* **Work to complete**: Extract all lines from the data beneath that include the word "date".

(Entries from a visual dataset)

○ ○ ○ ○ ○ ○ ○

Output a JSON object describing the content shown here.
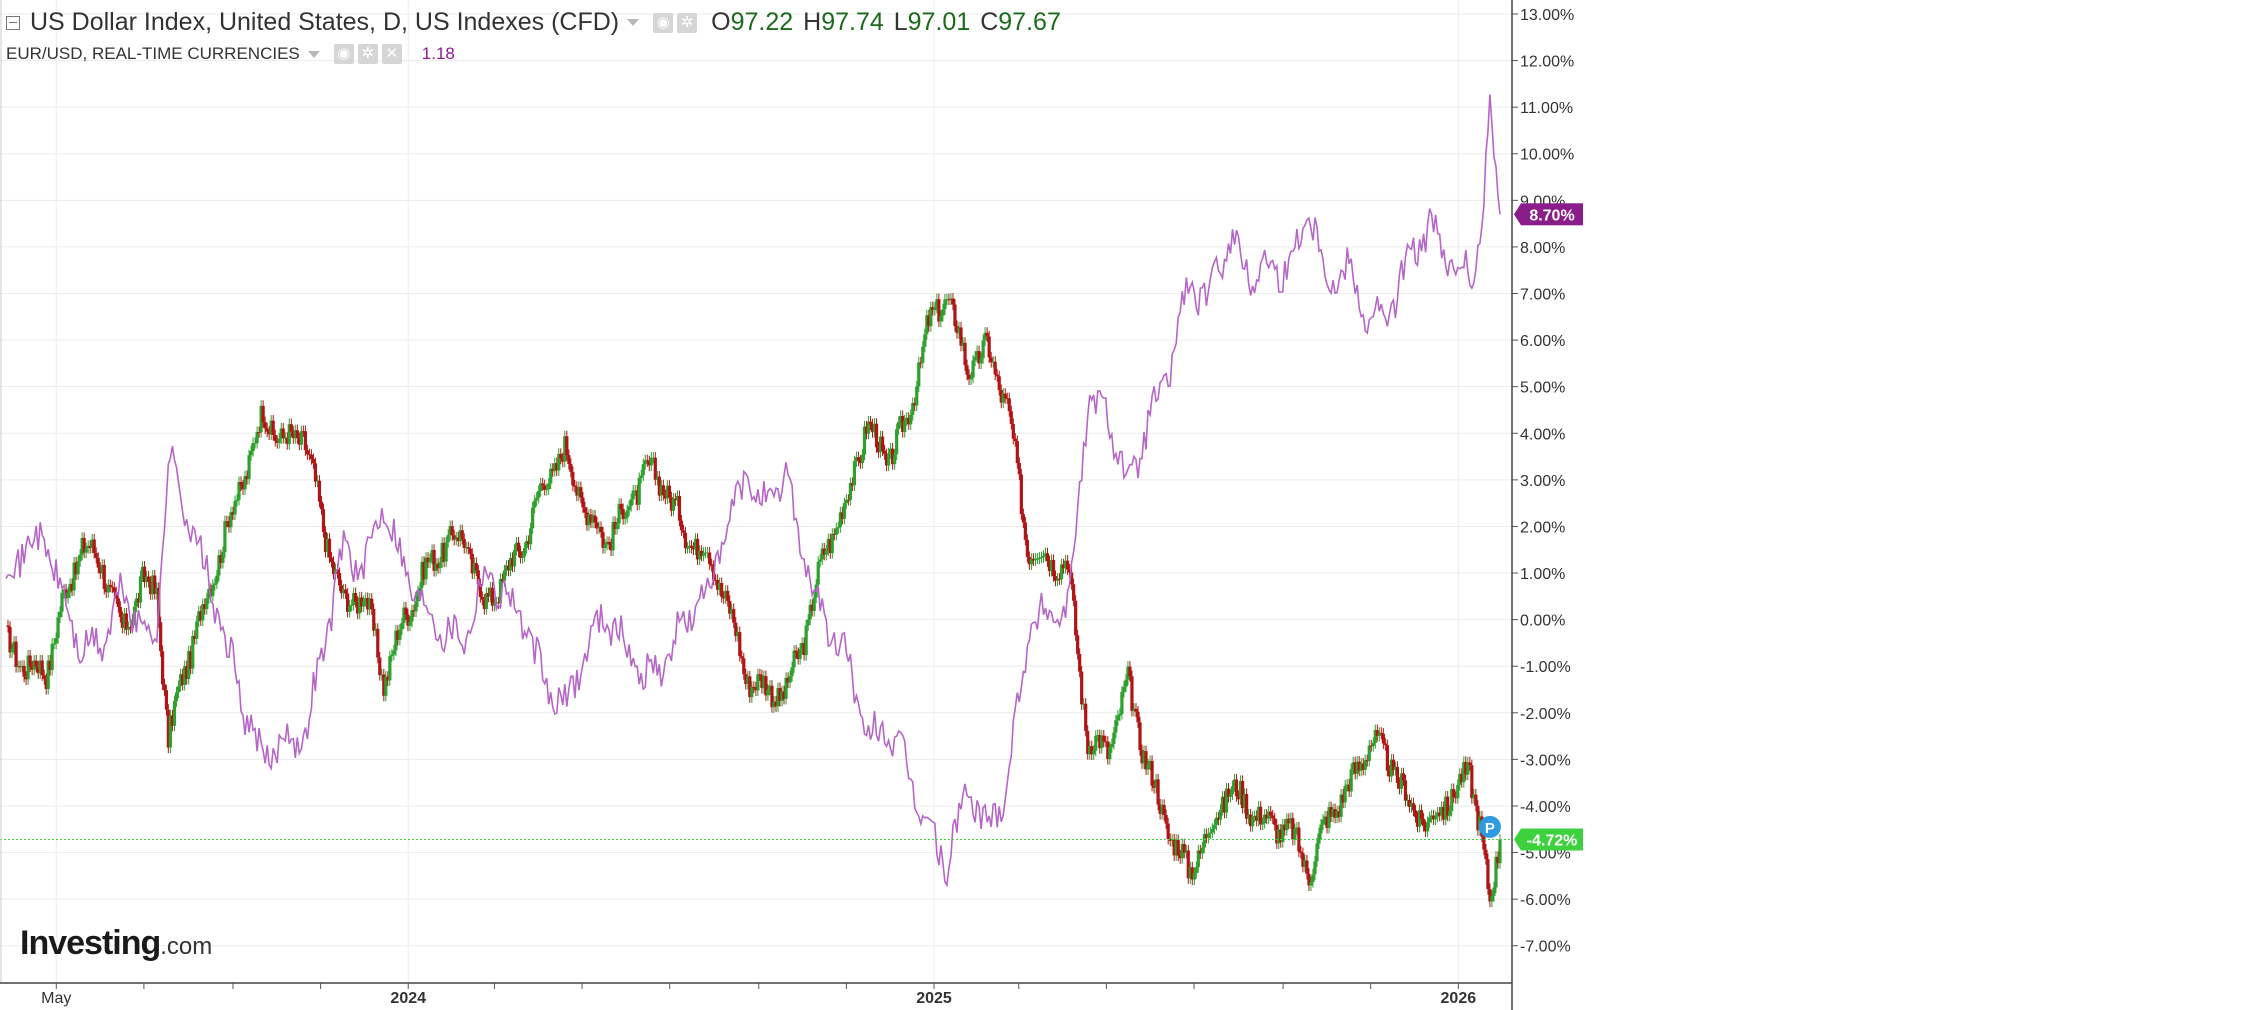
{
  "header": {
    "main_symbol": "US Dollar Index, United States, D, US Indexes (CFD)",
    "ohlc": [
      {
        "key": "O",
        "value": "97.22"
      },
      {
        "key": "H",
        "value": "97.74"
      },
      {
        "key": "L",
        "value": "97.01"
      },
      {
        "key": "C",
        "value": "97.67"
      }
    ],
    "compare_symbol": "EUR/USD, REAL-TIME CURRENCIES",
    "compare_value": "1.18",
    "close_glyph": "✕"
  },
  "logo": {
    "main": "Investing",
    "suffix": ".com"
  },
  "colors": {
    "up": "#2ea02e",
    "down": "#b01414",
    "compare_line": "#b566c7",
    "usd_badge": "#3ed13e",
    "eur_badge": "#8a1d8a",
    "grid": "#ececec",
    "pricing_line": "#3ed13e",
    "marker": "#2f9ae0"
  },
  "chart_data": {
    "type": "line",
    "title": "",
    "y_axis": {
      "min": -7.8,
      "max": 13.3,
      "unit": "%",
      "ticks": [
        13,
        12,
        11,
        10,
        9,
        8,
        7,
        6,
        5,
        4,
        3,
        2,
        1,
        0,
        -1,
        -2,
        -3,
        -4,
        -5,
        -6,
        -7
      ],
      "tick_labels": [
        "13.00%",
        "12.00%",
        "11.00%",
        "10.00%",
        "9.00%",
        "8.00%",
        "7.00%",
        "6.00%",
        "5.00%",
        "4.00%",
        "3.00%",
        "2.00%",
        "1.00%",
        "0.00%",
        "-1.00%",
        "-2.00%",
        "-3.00%",
        "-4.00%",
        "-5.00%",
        "-6.00%",
        "-7.00%"
      ]
    },
    "x_axis": {
      "start": "2023-03-27",
      "end": "2026-01-30",
      "labels": [
        {
          "date": "2023-05-01",
          "text": "May",
          "bold": false
        },
        {
          "date": "2024-01-01",
          "text": "2024",
          "bold": true
        },
        {
          "date": "2025-01-01",
          "text": "2025",
          "bold": true
        },
        {
          "date": "2026-01-01",
          "text": "2026",
          "bold": true
        }
      ],
      "minor_ticks": [
        "2023-07-01",
        "2023-09-01",
        "2023-11-01",
        "2024-03-01",
        "2024-05-01",
        "2024-07-01",
        "2024-09-01",
        "2024-11-01",
        "2025-03-01",
        "2025-05-01",
        "2025-07-01",
        "2025-09-01",
        "2025-11-01"
      ]
    },
    "series": [
      {
        "name": "US Dollar Index",
        "style": "candlestick",
        "last_label": "-4.72%",
        "last_value": -4.72,
        "points": [
          [
            "2023-03-27",
            -0.5
          ],
          [
            "2023-04-10",
            -1.0
          ],
          [
            "2023-04-24",
            -1.1
          ],
          [
            "2023-05-05",
            0.3
          ],
          [
            "2023-05-19",
            1.6
          ],
          [
            "2023-06-02",
            1.2
          ],
          [
            "2023-06-16",
            -0.3
          ],
          [
            "2023-06-30",
            0.8
          ],
          [
            "2023-07-10",
            0.6
          ],
          [
            "2023-07-18",
            -2.6
          ],
          [
            "2023-07-28",
            -1.2
          ],
          [
            "2023-08-11",
            0.2
          ],
          [
            "2023-08-25",
            1.7
          ],
          [
            "2023-09-08",
            3.0
          ],
          [
            "2023-09-22",
            4.4
          ],
          [
            "2023-10-06",
            3.8
          ],
          [
            "2023-10-20",
            4.0
          ],
          [
            "2023-11-03",
            2.0
          ],
          [
            "2023-11-17",
            0.3
          ],
          [
            "2023-12-01",
            0.6
          ],
          [
            "2023-12-15",
            -1.3
          ],
          [
            "2023-12-29",
            0.0
          ],
          [
            "2024-01-12",
            1.0
          ],
          [
            "2024-01-26",
            1.6
          ],
          [
            "2024-02-09",
            1.8
          ],
          [
            "2024-02-23",
            0.3
          ],
          [
            "2024-03-08",
            0.9
          ],
          [
            "2024-03-22",
            1.7
          ],
          [
            "2024-04-05",
            3.0
          ],
          [
            "2024-04-19",
            3.6
          ],
          [
            "2024-05-03",
            2.4
          ],
          [
            "2024-05-17",
            1.7
          ],
          [
            "2024-05-31",
            2.3
          ],
          [
            "2024-06-14",
            3.2
          ],
          [
            "2024-06-28",
            2.9
          ],
          [
            "2024-07-12",
            1.8
          ],
          [
            "2024-07-26",
            1.5
          ],
          [
            "2024-08-09",
            0.5
          ],
          [
            "2024-08-23",
            -1.2
          ],
          [
            "2024-09-06",
            -1.5
          ],
          [
            "2024-09-20",
            -1.6
          ],
          [
            "2024-10-04",
            -0.2
          ],
          [
            "2024-10-18",
            1.6
          ],
          [
            "2024-11-01",
            2.5
          ],
          [
            "2024-11-15",
            4.2
          ],
          [
            "2024-11-29",
            3.4
          ],
          [
            "2024-12-13",
            4.2
          ],
          [
            "2024-12-27",
            6.2
          ],
          [
            "2025-01-10",
            7.0
          ],
          [
            "2025-01-24",
            5.4
          ],
          [
            "2025-02-07",
            5.8
          ],
          [
            "2025-02-21",
            4.6
          ],
          [
            "2025-03-07",
            1.6
          ],
          [
            "2025-03-21",
            1.3
          ],
          [
            "2025-04-04",
            1.2
          ],
          [
            "2025-04-18",
            -2.6
          ],
          [
            "2025-05-02",
            -2.8
          ],
          [
            "2025-05-16",
            -1.4
          ],
          [
            "2025-05-30",
            -3.2
          ],
          [
            "2025-06-13",
            -4.5
          ],
          [
            "2025-06-27",
            -5.4
          ],
          [
            "2025-07-11",
            -4.6
          ],
          [
            "2025-07-25",
            -3.6
          ],
          [
            "2025-08-08",
            -4.0
          ],
          [
            "2025-08-22",
            -4.4
          ],
          [
            "2025-09-05",
            -4.5
          ],
          [
            "2025-09-19",
            -5.4
          ],
          [
            "2025-10-03",
            -4.2
          ],
          [
            "2025-10-17",
            -3.6
          ],
          [
            "2025-10-31",
            -2.6
          ],
          [
            "2025-11-14",
            -3.0
          ],
          [
            "2025-11-28",
            -4.0
          ],
          [
            "2025-12-12",
            -4.4
          ],
          [
            "2025-12-26",
            -3.8
          ],
          [
            "2026-01-09",
            -3.3
          ],
          [
            "2026-01-16",
            -4.3
          ],
          [
            "2026-01-23",
            -6.2
          ],
          [
            "2026-01-30",
            -4.72
          ]
        ]
      },
      {
        "name": "EUR/USD",
        "style": "line",
        "last_label": "8.70%",
        "last_value": 8.7,
        "points": [
          [
            "2023-03-27",
            1.0
          ],
          [
            "2023-04-10",
            1.6
          ],
          [
            "2023-04-24",
            1.7
          ],
          [
            "2023-05-05",
            0.5
          ],
          [
            "2023-05-19",
            -0.7
          ],
          [
            "2023-06-02",
            -0.5
          ],
          [
            "2023-06-16",
            0.6
          ],
          [
            "2023-06-30",
            -0.2
          ],
          [
            "2023-07-10",
            -0.3
          ],
          [
            "2023-07-18",
            3.5
          ],
          [
            "2023-07-28",
            2.6
          ],
          [
            "2023-08-11",
            1.2
          ],
          [
            "2023-08-25",
            -0.3
          ],
          [
            "2023-09-08",
            -1.8
          ],
          [
            "2023-09-22",
            -3.1
          ],
          [
            "2023-10-06",
            -2.5
          ],
          [
            "2023-10-20",
            -2.6
          ],
          [
            "2023-11-03",
            -0.6
          ],
          [
            "2023-11-17",
            1.6
          ],
          [
            "2023-12-01",
            1.0
          ],
          [
            "2023-12-15",
            2.6
          ],
          [
            "2023-12-29",
            1.1
          ],
          [
            "2024-01-12",
            0.3
          ],
          [
            "2024-01-26",
            -0.2
          ],
          [
            "2024-02-09",
            -0.4
          ],
          [
            "2024-02-23",
            1.0
          ],
          [
            "2024-03-08",
            0.6
          ],
          [
            "2024-03-22",
            -0.1
          ],
          [
            "2024-04-05",
            -1.4
          ],
          [
            "2024-04-19",
            -1.9
          ],
          [
            "2024-05-03",
            -0.7
          ],
          [
            "2024-05-17",
            0.2
          ],
          [
            "2024-05-31",
            -0.6
          ],
          [
            "2024-06-14",
            -1.2
          ],
          [
            "2024-06-28",
            -0.9
          ],
          [
            "2024-07-12",
            0.0
          ],
          [
            "2024-07-26",
            0.5
          ],
          [
            "2024-08-09",
            1.8
          ],
          [
            "2024-08-23",
            3.1
          ],
          [
            "2024-09-06",
            2.4
          ],
          [
            "2024-09-20",
            3.1
          ],
          [
            "2024-10-04",
            1.2
          ],
          [
            "2024-10-18",
            -0.2
          ],
          [
            "2024-11-01",
            -0.7
          ],
          [
            "2024-11-15",
            -2.6
          ],
          [
            "2024-11-29",
            -2.3
          ],
          [
            "2024-12-13",
            -3.2
          ],
          [
            "2024-12-27",
            -4.4
          ],
          [
            "2025-01-10",
            -5.3
          ],
          [
            "2025-01-24",
            -3.6
          ],
          [
            "2025-02-07",
            -4.5
          ],
          [
            "2025-02-21",
            -3.5
          ],
          [
            "2025-03-07",
            -0.3
          ],
          [
            "2025-03-21",
            0.2
          ],
          [
            "2025-04-04",
            0.2
          ],
          [
            "2025-04-18",
            4.6
          ],
          [
            "2025-05-02",
            4.5
          ],
          [
            "2025-05-16",
            2.8
          ],
          [
            "2025-05-30",
            4.2
          ],
          [
            "2025-06-13",
            5.3
          ],
          [
            "2025-06-27",
            7.2
          ],
          [
            "2025-07-11",
            6.8
          ],
          [
            "2025-07-25",
            8.3
          ],
          [
            "2025-08-08",
            7.4
          ],
          [
            "2025-08-22",
            7.6
          ],
          [
            "2025-09-05",
            7.5
          ],
          [
            "2025-09-19",
            8.9
          ],
          [
            "2025-10-03",
            7.2
          ],
          [
            "2025-10-17",
            7.6
          ],
          [
            "2025-10-31",
            6.4
          ],
          [
            "2025-11-14",
            6.6
          ],
          [
            "2025-11-28",
            7.8
          ],
          [
            "2025-12-12",
            8.4
          ],
          [
            "2025-12-26",
            7.6
          ],
          [
            "2026-01-09",
            7.4
          ],
          [
            "2026-01-16",
            8.0
          ],
          [
            "2026-01-23",
            10.8
          ],
          [
            "2026-01-30",
            8.7
          ]
        ]
      }
    ],
    "markers": [
      {
        "date": "2026-01-23",
        "value": -4.45,
        "text": "P"
      }
    ],
    "grid": true
  }
}
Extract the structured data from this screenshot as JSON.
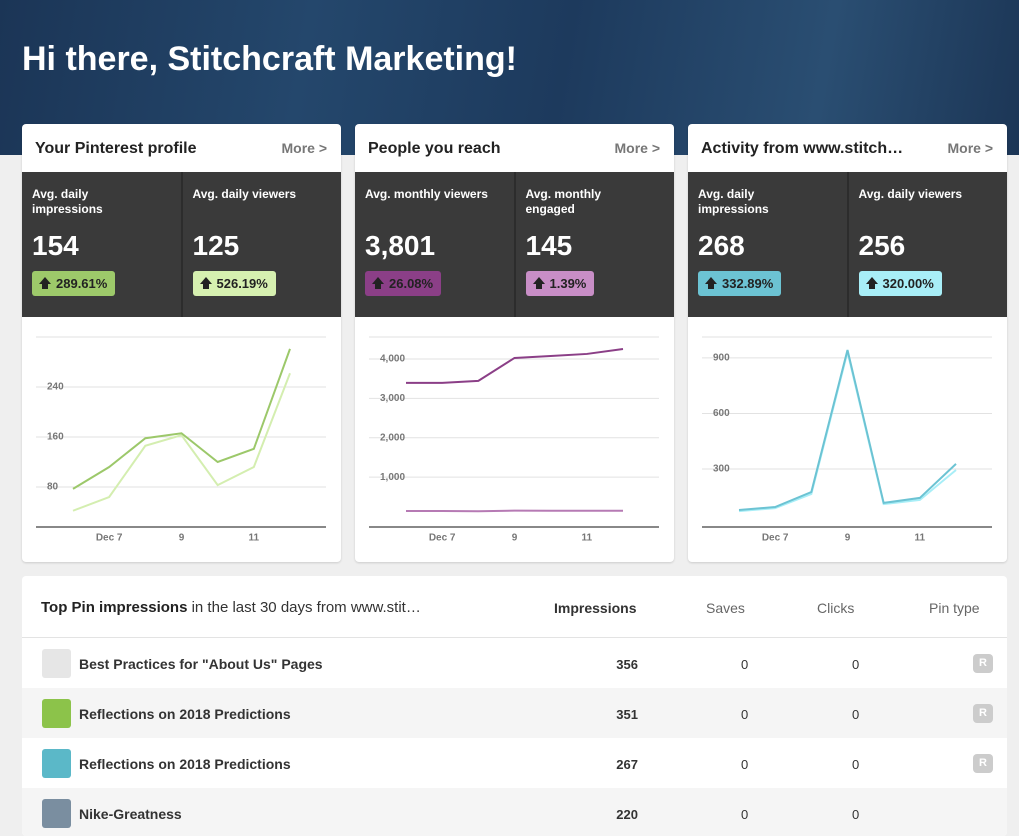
{
  "header": {
    "title": "Hi there, Stitchcraft Marketing!"
  },
  "cards": [
    {
      "title": "Your Pinterest profile",
      "more": "More >",
      "stats": [
        {
          "label": "Avg. daily\nimpressions",
          "value": "154",
          "change": "289.61%",
          "color": "#9dc96a"
        },
        {
          "label": "Avg. daily viewers",
          "value": "125",
          "change": "526.19%",
          "color": "#d6f0b0"
        }
      ],
      "chart": {
        "type": "line",
        "categories": [
          null,
          "Dec 7",
          null,
          "9",
          null,
          "11",
          null
        ],
        "ylim": [
          16,
          320
        ],
        "yticks": [
          80,
          160,
          240
        ],
        "series": [
          {
            "color": "#9cc86a",
            "values": [
              77,
              112,
              158,
              166,
              120,
              141,
              301
            ]
          },
          {
            "color": "#d4eeb0",
            "values": [
              42,
              64,
              146,
              163,
              83,
              112,
              262
            ]
          }
        ]
      }
    },
    {
      "title": "People you reach",
      "more": "More >",
      "stats": [
        {
          "label": "Avg. monthly viewers",
          "value": "3,801",
          "change": "26.08%",
          "color": "#8b3f87"
        },
        {
          "label": "Avg. monthly\nengaged",
          "value": "145",
          "change": "1.39%",
          "color": "#c88ec6"
        }
      ],
      "chart": {
        "type": "line",
        "categories": [
          null,
          "Dec 7",
          null,
          "9",
          null,
          "11",
          null
        ],
        "ylim": [
          -266,
          4557
        ],
        "yticks": [
          {
            "value": 1000,
            "label": "1,000"
          },
          {
            "value": 2000,
            "label": "2,000"
          },
          {
            "value": 3000,
            "label": "3,000"
          },
          {
            "value": 4000,
            "label": "4,000"
          }
        ],
        "series": [
          {
            "color": "#8b3f87",
            "values": [
              3392,
              3392,
              3443,
              4025,
              4076,
              4127,
              4253
            ]
          },
          {
            "color": "#b67ab4",
            "values": [
              140,
              140,
              135,
              150,
              148,
              145,
              145
            ]
          }
        ]
      }
    },
    {
      "title": "Activity from www.stitch…",
      "more": "More >",
      "stats": [
        {
          "label": "Avg. daily\nimpressions",
          "value": "268",
          "change": "332.89%",
          "color": "#6cc3d3"
        },
        {
          "label": "Avg. daily viewers",
          "value": "256",
          "change": "320.00%",
          "color": "#a8eef7"
        }
      ],
      "chart": {
        "type": "line",
        "categories": [
          null,
          "Dec 7",
          null,
          "9",
          null,
          "11",
          null
        ],
        "ylim": [
          -13,
          1013
        ],
        "yticks": [
          300,
          600,
          900
        ],
        "series": [
          {
            "color": "#6cc3d3",
            "values": [
              79,
              95,
              176,
              943,
              117,
              144,
              328
            ]
          },
          {
            "color": "#a8eef7",
            "values": [
              73,
              89,
              165,
              932,
              111,
              133,
              295
            ]
          }
        ]
      }
    }
  ],
  "table": {
    "title": "Top Pin impressions",
    "subtitle": " in the last 30 days from www.stit…",
    "columns": [
      "Impressions",
      "Saves",
      "Clicks",
      "Pin type"
    ],
    "rows": [
      [
        "Best Practices for \"About Us\" Pages",
        "356",
        "0",
        "0",
        "R"
      ],
      [
        "Reflections on 2018 Predictions",
        "351",
        "0",
        "0",
        "R"
      ],
      [
        "Reflections on 2018 Predictions",
        "267",
        "0",
        "0",
        "R"
      ],
      [
        "Nike-Greatness",
        "220",
        "0",
        "0",
        null
      ]
    ]
  }
}
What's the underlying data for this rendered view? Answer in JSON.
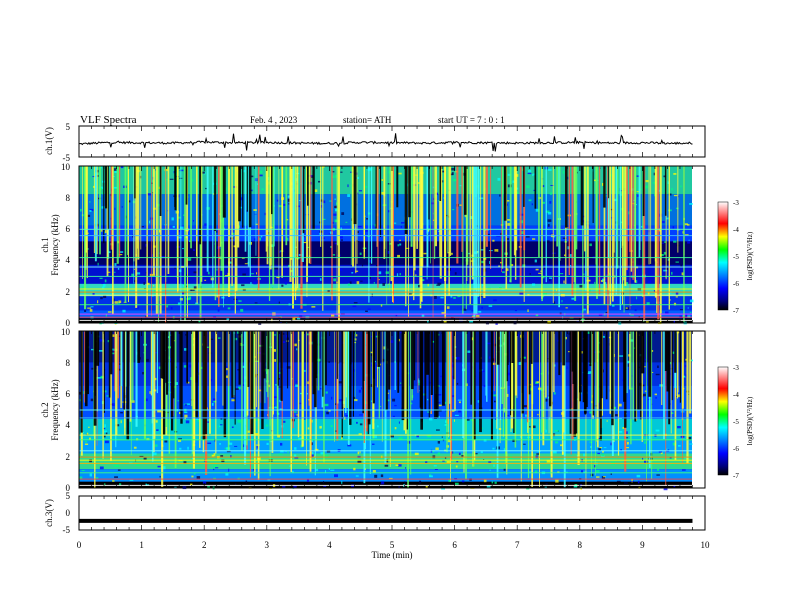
{
  "header": {
    "title": "VLF  Spectra",
    "date": "Feb. 4  , 2023",
    "station": "station= ATH",
    "start": "start  UT  =    7  : 0   : 1"
  },
  "colors": {
    "ink": "#000000",
    "background": "#ffffff",
    "signal_trace": "#000000",
    "colormap": [
      "#000000",
      "#00007a",
      "#0000ff",
      "#0080ff",
      "#00ffff",
      "#00ff00",
      "#ffff00",
      "#ff0000",
      "#ff8080",
      "#ffffff"
    ]
  },
  "chart_data": [
    {
      "type": "line",
      "panel": "ch1-signal",
      "ylabel": "ch.1(V)",
      "yticks": [
        "5",
        "-5"
      ],
      "ylim": [
        -5,
        5
      ],
      "xlim": [
        0,
        10
      ],
      "series": [
        {
          "x": [
            0,
            0.5,
            1,
            1.5,
            2,
            2.5,
            3,
            3.5,
            4,
            4.5,
            5,
            5.5,
            6,
            6.5,
            7,
            7.5,
            8,
            8.5,
            9,
            9.5,
            9.8
          ],
          "values": [
            -0.8,
            -0.3,
            -0.4,
            -0.5,
            -0.2,
            -0.4,
            -0.3,
            -0.5,
            -0.6,
            -0.3,
            -0.4,
            -0.5,
            -0.3,
            -0.4,
            -0.5,
            -0.4,
            -0.3,
            -0.5,
            -0.4,
            -0.6,
            -0.5
          ]
        }
      ]
    },
    {
      "type": "heatmap",
      "panel": "ch1-spectrogram",
      "ylabel_line1": "ch.1",
      "ylabel_line2": "Frequency (kHz)",
      "yticks": [
        "0",
        "2",
        "4",
        "6",
        "8",
        "10"
      ],
      "ylim": [
        0,
        10
      ],
      "xlim": [
        0,
        9.8
      ],
      "colorbar": {
        "label": "log(PSD)(V²/Hz)",
        "ticks": [
          "-3",
          "-4",
          "-5",
          "-6",
          "-7"
        ],
        "range": [
          -7,
          -3
        ]
      }
    },
    {
      "type": "heatmap",
      "panel": "ch2-spectrogram",
      "ylabel_line1": "ch.2",
      "ylabel_line2": "Frequency (kHz)",
      "yticks": [
        "0",
        "2",
        "4",
        "6",
        "8",
        "10"
      ],
      "ylim": [
        0,
        10
      ],
      "xlim": [
        0,
        9.8
      ],
      "colorbar": {
        "label": "log(PSD)(V²/Hz)",
        "ticks": [
          "-3",
          "-4",
          "-5",
          "-6",
          "-7"
        ],
        "range": [
          -7,
          -3
        ]
      }
    },
    {
      "type": "line",
      "panel": "ch3-signal",
      "ylabel": "ch.3(V)",
      "yticks": [
        "5",
        "0",
        "-5"
      ],
      "ylim": [
        -5,
        5
      ],
      "xlim": [
        0,
        10
      ],
      "series": [
        {
          "x": [
            0,
            9.8
          ],
          "values": [
            -2.3,
            -2.3
          ]
        }
      ]
    }
  ],
  "xaxis": {
    "label": "Time  (min)",
    "ticks": [
      "0",
      "1",
      "2",
      "3",
      "4",
      "5",
      "6",
      "7",
      "8",
      "9",
      "10"
    ]
  }
}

○ ○ ○ ○ ○ ○ ○

* **Solution**:
          "date": "2023-05-01",
          "date": "2024-01-01",
          "date": "2025-01-01",
          "date": "2026-01-01",
        "date": "2026-01-23",
    "date": "Feb. 4  , 2023",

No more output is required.